Report every line below that holds the word "type".

---

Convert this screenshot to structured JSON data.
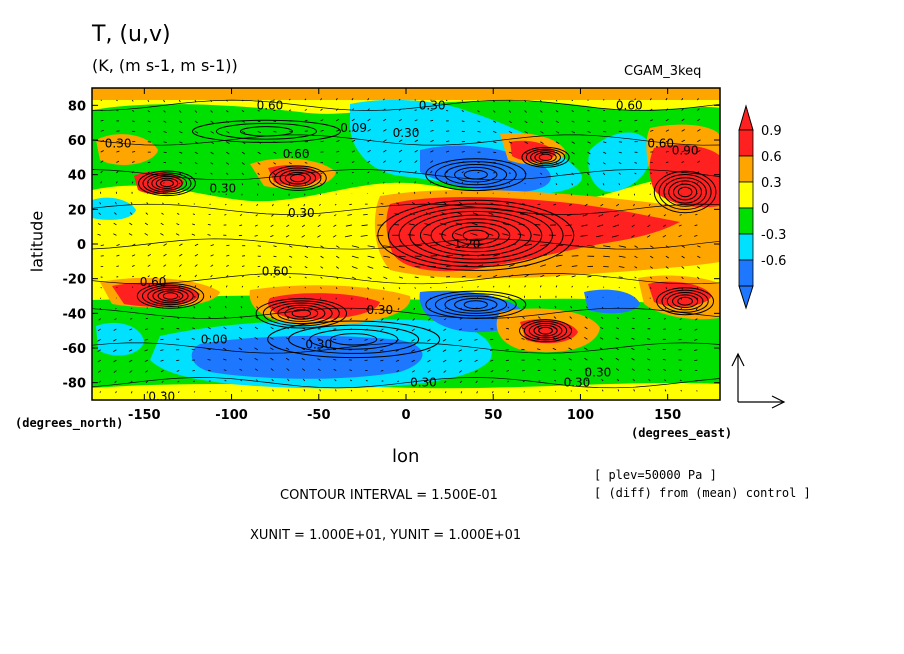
{
  "header": {
    "title": "T, (u,v)",
    "units": "(K, (m s-1, m s-1))",
    "run": "CGAM_3keq"
  },
  "footer": {
    "contour_interval": "CONTOUR INTERVAL = 1.500E-01",
    "xy_unit": "XUNIT = 1.000E+01, YUNIT = 1.000E+01",
    "note_plev": "[ plev=50000 Pa ]",
    "note_diff": "[ (diff) from (mean) control ]"
  },
  "chart_data": {
    "type": "heatmap",
    "xlabel": "lon",
    "ylabel": "latitude",
    "x_unit_label": "(degrees_east)",
    "y_unit_label": "(degrees_north)",
    "xlim": [
      -180,
      180
    ],
    "ylim": [
      -90,
      90
    ],
    "x_ticks": [
      -150,
      -100,
      -50,
      0,
      50,
      100,
      150
    ],
    "y_ticks": [
      80,
      60,
      40,
      20,
      0,
      -20,
      -40,
      -60,
      -80
    ],
    "colorbar": {
      "labels": [
        "0.9",
        "0.6",
        "0.3",
        "0",
        "-0.3",
        "-0.6"
      ],
      "colors": [
        "#ff2020",
        "#ffa500",
        "#ffff00",
        "#00e000",
        "#00e0ff",
        "#1e78ff"
      ]
    },
    "contour_labels": [
      {
        "lon": -78,
        "lat": 80,
        "text": "0.60"
      },
      {
        "lon": 15,
        "lat": 80,
        "text": "0.30"
      },
      {
        "lon": 128,
        "lat": 80,
        "text": "0.60"
      },
      {
        "lon": -30,
        "lat": 67,
        "text": "0.09"
      },
      {
        "lon": 0,
        "lat": 64,
        "text": "0.30"
      },
      {
        "lon": -165,
        "lat": 58,
        "text": "0.30"
      },
      {
        "lon": -63,
        "lat": 52,
        "text": "0.60"
      },
      {
        "lon": 146,
        "lat": 58,
        "text": "0.60"
      },
      {
        "lon": 160,
        "lat": 54,
        "text": "0.90"
      },
      {
        "lon": -105,
        "lat": 32,
        "text": "0.30"
      },
      {
        "lon": -60,
        "lat": 18,
        "text": "0.30"
      },
      {
        "lon": 35,
        "lat": 0,
        "text": "1.20"
      },
      {
        "lon": -145,
        "lat": -22,
        "text": "0.60"
      },
      {
        "lon": -75,
        "lat": -16,
        "text": "0.60"
      },
      {
        "lon": -15,
        "lat": -38,
        "text": "0.30"
      },
      {
        "lon": -110,
        "lat": -55,
        "text": "0.00"
      },
      {
        "lon": -50,
        "lat": -58,
        "text": "0.30"
      },
      {
        "lon": 10,
        "lat": -80,
        "text": "0.30"
      },
      {
        "lon": 98,
        "lat": -80,
        "text": "0.30"
      },
      {
        "lon": 110,
        "lat": -74,
        "text": "0.30"
      },
      {
        "lon": -140,
        "lat": -88,
        "text": "0.30"
      }
    ]
  }
}
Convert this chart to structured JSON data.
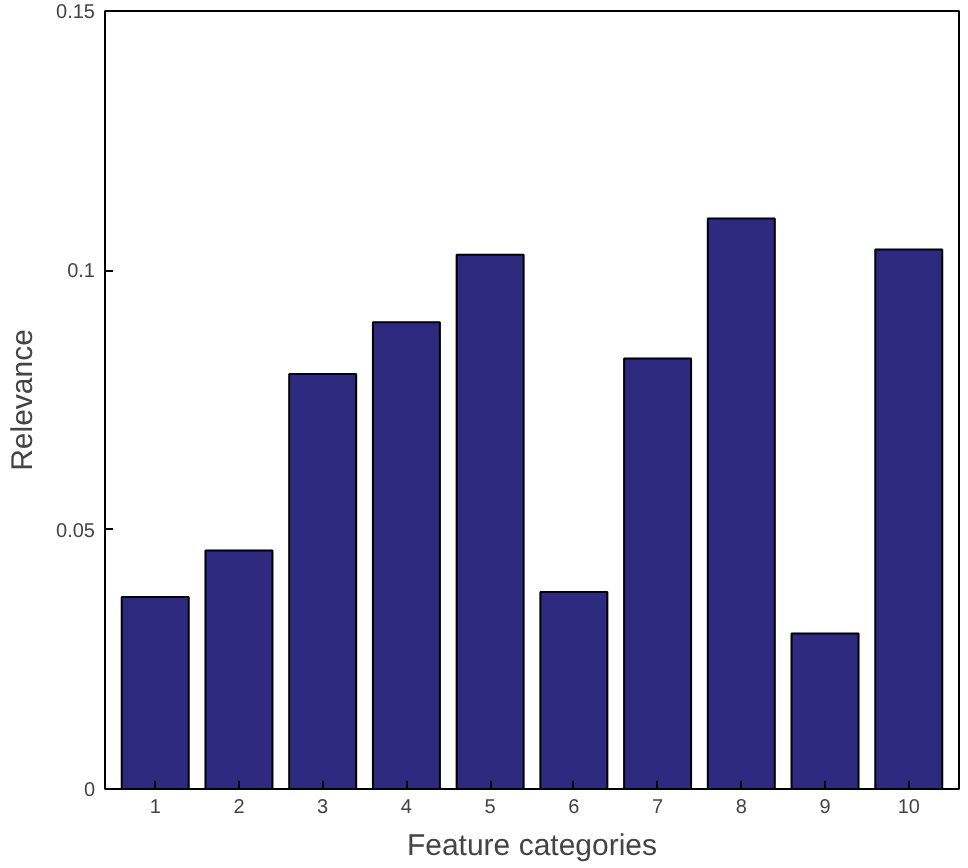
{
  "chart_data": {
    "type": "bar",
    "xlabel": "Feature categories",
    "ylabel": "Relevance",
    "categories": [
      "1",
      "2",
      "3",
      "4",
      "5",
      "6",
      "7",
      "8",
      "9",
      "10"
    ],
    "values": [
      0.037,
      0.046,
      0.08,
      0.09,
      0.103,
      0.038,
      0.083,
      0.11,
      0.03,
      0.104
    ],
    "color": "#2e2a80",
    "ylim": [
      0,
      0.15
    ],
    "yticks": [
      0,
      0.05,
      0.1,
      0.15
    ],
    "grid": false
  }
}
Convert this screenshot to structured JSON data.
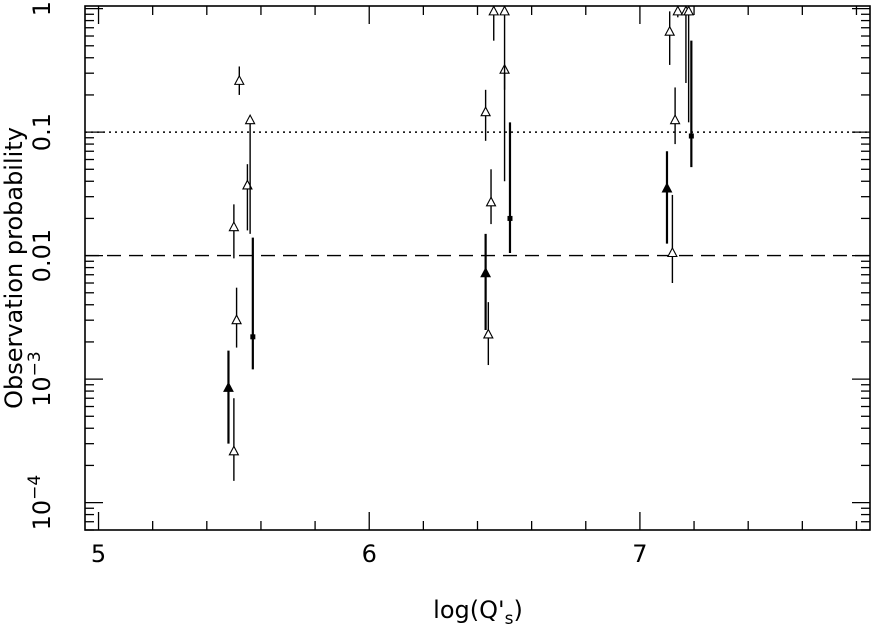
{
  "chart_data": {
    "type": "scatter",
    "xlabel": "log(Q's)",
    "ylabel": "Observation probability",
    "x_axis": {
      "range": [
        4.95,
        7.85
      ],
      "ticks": [
        5,
        6,
        7
      ],
      "tick_labels": [
        "5",
        "6",
        "7"
      ]
    },
    "y_axis": {
      "scale": "log",
      "range": [
        6e-05,
        1.05
      ],
      "ticks": [
        0.0001,
        0.001,
        0.01,
        0.1,
        1
      ],
      "tick_labels": [
        {
          "base": "10",
          "exp": "−4"
        },
        {
          "base": "10",
          "exp": "−3"
        },
        {
          "base": "0.01",
          "exp": ""
        },
        {
          "base": "0.1",
          "exp": ""
        },
        {
          "base": "1",
          "exp": ""
        }
      ]
    },
    "reference_lines": [
      {
        "y": 0.1,
        "style": "dotted"
      },
      {
        "y": 0.01,
        "style": "dashed"
      }
    ],
    "series": [
      {
        "marker": "open-triangle",
        "points": [
          {
            "x": 5.5,
            "y": 0.017,
            "ylo": 0.0095,
            "yhi": 0.026
          },
          {
            "x": 5.52,
            "y": 0.26,
            "ylo": 0.2,
            "yhi": 0.34
          },
          {
            "x": 5.51,
            "y": 0.003,
            "ylo": 0.0018,
            "yhi": 0.0055
          },
          {
            "x": 5.55,
            "y": 0.037,
            "ylo": 0.016,
            "yhi": 0.055
          },
          {
            "x": 5.56,
            "y": 0.125,
            "ylo": 0.015,
            "yhi": 0.125
          },
          {
            "x": 5.5,
            "y": 0.00026,
            "ylo": 0.00015,
            "yhi": 0.0007
          },
          {
            "x": 6.43,
            "y": 0.145,
            "ylo": 0.085,
            "yhi": 0.22
          },
          {
            "x": 6.45,
            "y": 0.027,
            "ylo": 0.018,
            "yhi": 0.05
          },
          {
            "x": 6.46,
            "y": 0.95,
            "ylo": 0.55,
            "yhi": 1.0
          },
          {
            "x": 6.5,
            "y": 0.32,
            "ylo": 0.04,
            "yhi": 0.32
          },
          {
            "x": 6.5,
            "y": 0.95,
            "ylo": 0.22,
            "yhi": 1.0
          },
          {
            "x": 6.44,
            "y": 0.0023,
            "ylo": 0.0013,
            "yhi": 0.0042
          },
          {
            "x": 7.11,
            "y": 0.65,
            "ylo": 0.35,
            "yhi": 0.95
          },
          {
            "x": 7.13,
            "y": 0.125,
            "ylo": 0.08,
            "yhi": 0.23
          },
          {
            "x": 7.14,
            "y": 0.95,
            "ylo": 0.85,
            "yhi": 1.0
          },
          {
            "x": 7.17,
            "y": 0.95,
            "ylo": 0.25,
            "yhi": 1.0
          },
          {
            "x": 7.18,
            "y": 0.95,
            "ylo": 0.12,
            "yhi": 1.0
          },
          {
            "x": 7.12,
            "y": 0.0105,
            "ylo": 0.006,
            "yhi": 0.031
          }
        ]
      },
      {
        "marker": "filled-triangle",
        "points": [
          {
            "x": 5.48,
            "y": 0.00085,
            "ylo": 0.0003,
            "yhi": 0.0017
          },
          {
            "x": 6.43,
            "y": 0.0072,
            "ylo": 0.0025,
            "yhi": 0.015
          },
          {
            "x": 7.1,
            "y": 0.035,
            "ylo": 0.0125,
            "yhi": 0.07
          }
        ]
      },
      {
        "marker": "filled-square",
        "points": [
          {
            "x": 5.57,
            "y": 0.0022,
            "ylo": 0.0012,
            "yhi": 0.014
          },
          {
            "x": 6.52,
            "y": 0.02,
            "ylo": 0.0105,
            "yhi": 0.12
          },
          {
            "x": 7.19,
            "y": 0.093,
            "ylo": 0.052,
            "yhi": 0.55
          }
        ]
      }
    ]
  }
}
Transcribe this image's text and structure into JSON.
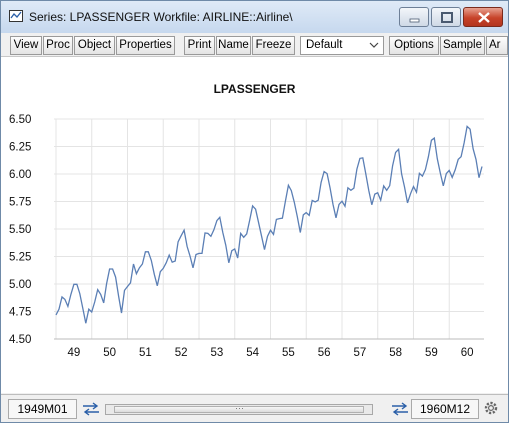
{
  "window": {
    "title": "Series: LPASSENGER   Workfile: AIRLINE::Airline\\",
    "icons": [
      "window-icon",
      "minimize-icon",
      "maximize-icon",
      "close-icon"
    ]
  },
  "toolbar": {
    "buttons": [
      "View",
      "Proc",
      "Object",
      "Properties",
      "Print",
      "Name",
      "Freeze",
      "Options",
      "Sample",
      "Ar"
    ],
    "dropdown_value": "Default"
  },
  "chart_data": {
    "type": "line",
    "title": "LPASSENGER",
    "xlabel": "",
    "ylabel": "",
    "x_ticks": [
      "49",
      "50",
      "51",
      "52",
      "53",
      "54",
      "55",
      "56",
      "57",
      "58",
      "59",
      "60"
    ],
    "y_ticks": [
      "6.50",
      "6.25",
      "6.00",
      "5.75",
      "5.50",
      "5.25",
      "5.00",
      "4.75",
      "4.50"
    ],
    "ylim": [
      4.5,
      6.5
    ],
    "grid": true,
    "legend": "none",
    "line_color": "#5b7fb5",
    "x_start": "1949M01",
    "x_end": "1960M12",
    "values": [
      4.718,
      4.771,
      4.883,
      4.86,
      4.796,
      4.905,
      4.997,
      4.997,
      4.913,
      4.779,
      4.644,
      4.771,
      4.745,
      4.836,
      4.949,
      4.905,
      4.828,
      5.004,
      5.136,
      5.136,
      5.063,
      4.89,
      4.736,
      4.942,
      4.977,
      5.011,
      5.182,
      5.094,
      5.147,
      5.182,
      5.293,
      5.293,
      5.215,
      5.088,
      4.984,
      5.112,
      5.142,
      5.193,
      5.263,
      5.198,
      5.209,
      5.384,
      5.438,
      5.489,
      5.342,
      5.252,
      5.147,
      5.268,
      5.278,
      5.278,
      5.464,
      5.46,
      5.434,
      5.493,
      5.576,
      5.606,
      5.468,
      5.352,
      5.193,
      5.303,
      5.318,
      5.236,
      5.46,
      5.425,
      5.455,
      5.576,
      5.71,
      5.68,
      5.557,
      5.434,
      5.313,
      5.434,
      5.489,
      5.451,
      5.587,
      5.595,
      5.598,
      5.753,
      5.897,
      5.849,
      5.743,
      5.613,
      5.468,
      5.628,
      5.649,
      5.624,
      5.759,
      5.746,
      5.762,
      5.924,
      6.023,
      6.004,
      5.872,
      5.724,
      5.602,
      5.724,
      5.753,
      5.707,
      5.875,
      5.852,
      5.872,
      6.045,
      6.142,
      6.146,
      6.001,
      5.849,
      5.72,
      5.817,
      5.829,
      5.762,
      5.892,
      5.852,
      5.894,
      6.075,
      6.196,
      6.225,
      6.001,
      5.883,
      5.737,
      5.82,
      5.886,
      5.835,
      6.006,
      5.981,
      6.04,
      6.157,
      6.306,
      6.326,
      6.138,
      6.009,
      5.892,
      6.004,
      6.033,
      5.969,
      6.038,
      6.133,
      6.157,
      6.282,
      6.433,
      6.407,
      6.23,
      6.133,
      5.966,
      6.068
    ]
  },
  "status": {
    "start": "1949M01",
    "end": "1960M12"
  },
  "colors": {
    "line": "#5b7fb5",
    "grid": "#e4e4e4",
    "title_bar": "#c6d8ee",
    "close_button": "#c7432a"
  }
}
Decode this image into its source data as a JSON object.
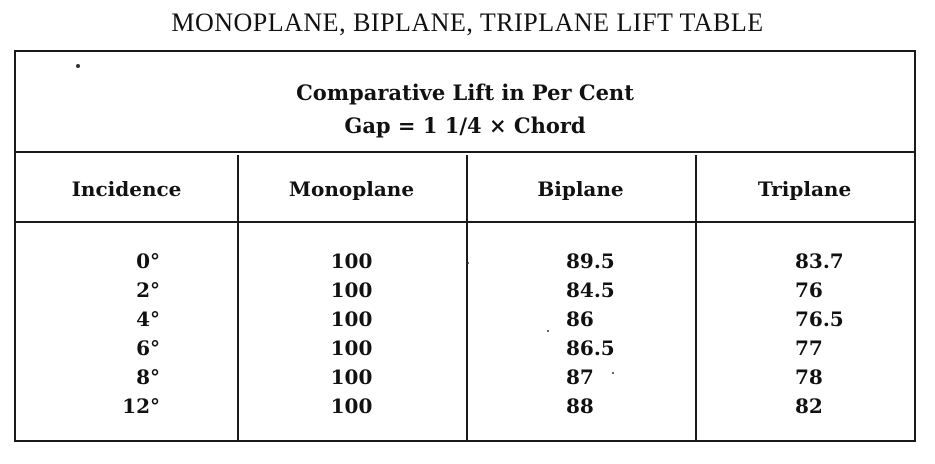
{
  "title": "MONOPLANE, BIPLANE, TRIPLANE LIFT TABLE",
  "caption": {
    "line1": "Comparative Lift in Per Cent",
    "line2": "Gap = 1 1/4 × Chord"
  },
  "columns": [
    "Incidence",
    "Monoplane",
    "Biplane",
    "Triplane"
  ],
  "rows": [
    [
      "0°",
      "100",
      "89.5",
      "83.7"
    ],
    [
      "2°",
      "100",
      "84.5",
      "76"
    ],
    [
      "4°",
      "100",
      "86",
      "76.5"
    ],
    [
      "6°",
      "100",
      "86.5",
      "77"
    ],
    [
      "8°",
      "100",
      "87",
      "78"
    ],
    [
      "12°",
      "100",
      "88",
      "82"
    ]
  ]
}
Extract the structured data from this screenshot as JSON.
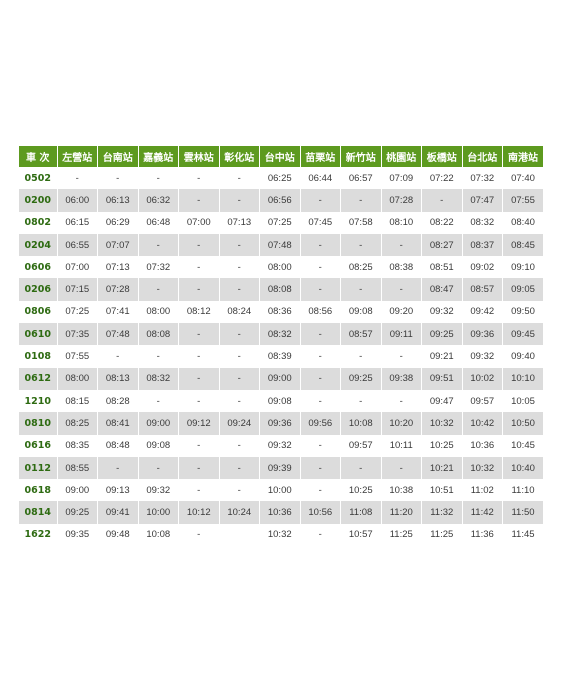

---

● ANSWER IN FULL
    "type": "heatmap",
    "type": "bar",
    "type": "scatter",
    "type": "line",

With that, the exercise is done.